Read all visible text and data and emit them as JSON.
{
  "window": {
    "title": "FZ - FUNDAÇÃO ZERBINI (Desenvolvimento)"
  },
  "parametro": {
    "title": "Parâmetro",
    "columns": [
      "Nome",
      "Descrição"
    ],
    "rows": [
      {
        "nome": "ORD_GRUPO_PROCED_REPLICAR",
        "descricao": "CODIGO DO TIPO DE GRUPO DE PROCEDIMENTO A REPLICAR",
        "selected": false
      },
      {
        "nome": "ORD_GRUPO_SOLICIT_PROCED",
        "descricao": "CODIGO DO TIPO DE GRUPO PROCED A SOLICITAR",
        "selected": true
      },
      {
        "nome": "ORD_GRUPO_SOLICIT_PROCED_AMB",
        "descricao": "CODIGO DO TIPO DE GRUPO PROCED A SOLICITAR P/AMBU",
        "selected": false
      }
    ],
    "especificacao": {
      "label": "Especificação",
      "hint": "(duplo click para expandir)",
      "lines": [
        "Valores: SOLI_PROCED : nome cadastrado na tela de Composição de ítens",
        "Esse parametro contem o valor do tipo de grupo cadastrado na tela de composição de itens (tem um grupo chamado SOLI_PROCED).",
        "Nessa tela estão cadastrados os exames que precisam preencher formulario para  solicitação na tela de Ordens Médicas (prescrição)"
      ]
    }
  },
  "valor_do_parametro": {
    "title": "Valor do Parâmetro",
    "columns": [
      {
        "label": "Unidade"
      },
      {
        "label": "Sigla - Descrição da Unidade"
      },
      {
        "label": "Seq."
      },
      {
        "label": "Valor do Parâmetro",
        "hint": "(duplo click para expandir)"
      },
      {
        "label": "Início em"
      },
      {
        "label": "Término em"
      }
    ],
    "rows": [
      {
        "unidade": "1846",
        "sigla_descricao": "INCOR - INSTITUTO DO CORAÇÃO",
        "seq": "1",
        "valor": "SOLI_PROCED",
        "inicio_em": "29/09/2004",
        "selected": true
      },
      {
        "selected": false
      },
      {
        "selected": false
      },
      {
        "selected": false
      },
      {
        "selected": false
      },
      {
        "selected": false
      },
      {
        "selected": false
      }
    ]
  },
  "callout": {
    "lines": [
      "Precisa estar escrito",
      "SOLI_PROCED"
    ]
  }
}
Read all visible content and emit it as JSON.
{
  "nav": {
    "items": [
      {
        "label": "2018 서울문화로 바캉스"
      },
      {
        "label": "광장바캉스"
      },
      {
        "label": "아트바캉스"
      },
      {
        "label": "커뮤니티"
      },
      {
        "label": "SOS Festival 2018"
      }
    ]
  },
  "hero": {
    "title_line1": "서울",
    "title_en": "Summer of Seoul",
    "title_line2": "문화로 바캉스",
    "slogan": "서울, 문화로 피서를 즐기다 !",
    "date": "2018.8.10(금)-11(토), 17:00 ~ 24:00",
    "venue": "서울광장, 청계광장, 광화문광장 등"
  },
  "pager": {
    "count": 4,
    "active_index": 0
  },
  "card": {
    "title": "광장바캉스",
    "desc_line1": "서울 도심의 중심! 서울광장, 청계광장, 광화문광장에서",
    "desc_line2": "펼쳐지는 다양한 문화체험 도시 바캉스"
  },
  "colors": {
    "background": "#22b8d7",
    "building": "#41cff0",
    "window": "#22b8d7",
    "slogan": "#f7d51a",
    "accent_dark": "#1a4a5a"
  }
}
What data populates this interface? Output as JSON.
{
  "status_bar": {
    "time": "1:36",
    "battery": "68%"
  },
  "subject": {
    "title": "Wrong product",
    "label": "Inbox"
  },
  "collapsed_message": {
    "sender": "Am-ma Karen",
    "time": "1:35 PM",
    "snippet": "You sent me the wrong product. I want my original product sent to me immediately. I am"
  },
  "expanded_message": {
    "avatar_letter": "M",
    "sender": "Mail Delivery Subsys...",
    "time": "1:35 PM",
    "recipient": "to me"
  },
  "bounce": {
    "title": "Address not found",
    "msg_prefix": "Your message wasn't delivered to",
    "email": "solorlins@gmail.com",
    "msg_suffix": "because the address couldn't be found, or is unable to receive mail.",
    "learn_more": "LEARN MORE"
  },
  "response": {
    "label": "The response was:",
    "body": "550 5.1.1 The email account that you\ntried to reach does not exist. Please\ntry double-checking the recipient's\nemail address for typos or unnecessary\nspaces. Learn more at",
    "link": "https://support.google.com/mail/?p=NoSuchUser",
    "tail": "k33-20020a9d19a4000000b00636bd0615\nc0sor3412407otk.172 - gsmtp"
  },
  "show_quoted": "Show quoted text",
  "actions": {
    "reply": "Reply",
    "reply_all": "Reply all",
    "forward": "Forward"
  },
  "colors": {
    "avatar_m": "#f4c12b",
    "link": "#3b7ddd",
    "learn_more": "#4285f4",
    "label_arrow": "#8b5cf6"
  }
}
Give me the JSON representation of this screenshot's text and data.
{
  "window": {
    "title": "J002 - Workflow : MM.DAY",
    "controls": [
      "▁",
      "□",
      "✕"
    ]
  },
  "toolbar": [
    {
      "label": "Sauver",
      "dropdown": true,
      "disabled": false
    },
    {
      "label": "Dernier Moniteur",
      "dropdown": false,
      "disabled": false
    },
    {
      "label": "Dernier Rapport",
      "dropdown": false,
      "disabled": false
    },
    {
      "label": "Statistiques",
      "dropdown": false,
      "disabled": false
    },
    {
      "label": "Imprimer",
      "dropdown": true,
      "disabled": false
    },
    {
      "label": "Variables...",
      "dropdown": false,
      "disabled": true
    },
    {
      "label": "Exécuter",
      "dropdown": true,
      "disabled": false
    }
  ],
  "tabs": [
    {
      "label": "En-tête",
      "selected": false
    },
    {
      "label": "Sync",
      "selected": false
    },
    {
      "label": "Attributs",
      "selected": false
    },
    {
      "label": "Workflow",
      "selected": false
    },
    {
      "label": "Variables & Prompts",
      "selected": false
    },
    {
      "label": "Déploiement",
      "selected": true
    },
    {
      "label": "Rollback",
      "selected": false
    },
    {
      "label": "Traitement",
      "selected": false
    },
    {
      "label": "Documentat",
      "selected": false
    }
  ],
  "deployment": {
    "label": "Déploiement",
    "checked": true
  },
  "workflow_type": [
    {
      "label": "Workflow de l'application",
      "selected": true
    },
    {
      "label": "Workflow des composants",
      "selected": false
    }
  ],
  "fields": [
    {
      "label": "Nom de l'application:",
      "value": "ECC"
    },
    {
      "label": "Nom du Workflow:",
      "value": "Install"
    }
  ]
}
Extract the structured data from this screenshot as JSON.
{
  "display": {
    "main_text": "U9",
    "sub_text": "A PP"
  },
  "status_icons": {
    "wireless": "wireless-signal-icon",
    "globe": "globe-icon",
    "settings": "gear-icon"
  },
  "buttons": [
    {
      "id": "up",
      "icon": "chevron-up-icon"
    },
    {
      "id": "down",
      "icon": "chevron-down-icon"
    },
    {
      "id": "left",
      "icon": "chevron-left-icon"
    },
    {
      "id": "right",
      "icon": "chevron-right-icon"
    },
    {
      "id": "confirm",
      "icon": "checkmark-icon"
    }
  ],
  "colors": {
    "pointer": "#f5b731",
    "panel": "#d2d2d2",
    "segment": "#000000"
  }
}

————

TASK DESCRIPTION – Pick out and copy the lines of the entries that hold the string "link".

RESULT FOR THIS EXERCISE –
    "link": "https://support.google.com/mail/?p=NoSuchUser",
    "link": "#3b7ddd",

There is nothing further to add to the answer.